Below is a set of records. Repeat all of them exactly.

## START Dataset extract

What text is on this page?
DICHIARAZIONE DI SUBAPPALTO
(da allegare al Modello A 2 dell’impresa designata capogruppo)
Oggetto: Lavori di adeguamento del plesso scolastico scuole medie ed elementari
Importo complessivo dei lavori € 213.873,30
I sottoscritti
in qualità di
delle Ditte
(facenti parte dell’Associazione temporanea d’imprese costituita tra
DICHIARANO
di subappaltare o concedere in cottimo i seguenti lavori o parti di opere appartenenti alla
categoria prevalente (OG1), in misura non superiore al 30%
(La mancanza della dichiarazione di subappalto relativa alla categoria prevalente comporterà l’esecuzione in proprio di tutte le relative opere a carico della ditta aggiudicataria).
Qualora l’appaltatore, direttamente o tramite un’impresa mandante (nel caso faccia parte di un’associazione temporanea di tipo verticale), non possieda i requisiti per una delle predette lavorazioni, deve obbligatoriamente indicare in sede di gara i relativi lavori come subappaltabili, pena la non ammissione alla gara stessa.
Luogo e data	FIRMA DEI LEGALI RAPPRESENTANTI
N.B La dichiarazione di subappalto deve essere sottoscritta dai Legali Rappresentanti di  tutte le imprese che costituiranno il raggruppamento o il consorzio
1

## END Dataset extract

- Finished answer -
What text is on this page?
DICHIARAZIONE DI SUBAPPALTO
(da allegare al Modello A 2 dell’impresa designata capogruppo)
Oggetto: Lavori di adeguamento del plesso scolastico scuole medie ed elementari
Importo complessivo dei lavori € 213.873,30
I sottoscritti
in qualità di
delle Ditte
(facenti parte dell’Associazione temporanea d’imprese costituita tra
DICHIARANO
di subappaltare o concedere in cottimo i seguenti lavori o parti di opere appartenenti alla
categoria prevalente (OG1), in misura non superiore al 30%
(La mancanza della dichiarazione di subappalto relativa alla categoria prevalente comporterà l’esecuzione in proprio di tutte le relative opere a carico della ditta aggiudicataria).
Qualora l’appaltatore, direttamente o tramite un’impresa mandante (nel caso faccia parte di un’associazione temporanea di tipo verticale), non possieda i requisiti per una delle predette lavorazioni, deve obbligatoriamente indicare in sede di gara i relativi lavori come subappaltabili, pena la non ammissione alla gara stessa.
Luogo e data	FIRMA DEI LEGALI RAPPRESENTANTI
N.B La dichiarazione di subappalto deve essere sottoscritta dai Legali Rappresentanti di  tutte le imprese che costituiranno il raggruppamento o il consorzio
1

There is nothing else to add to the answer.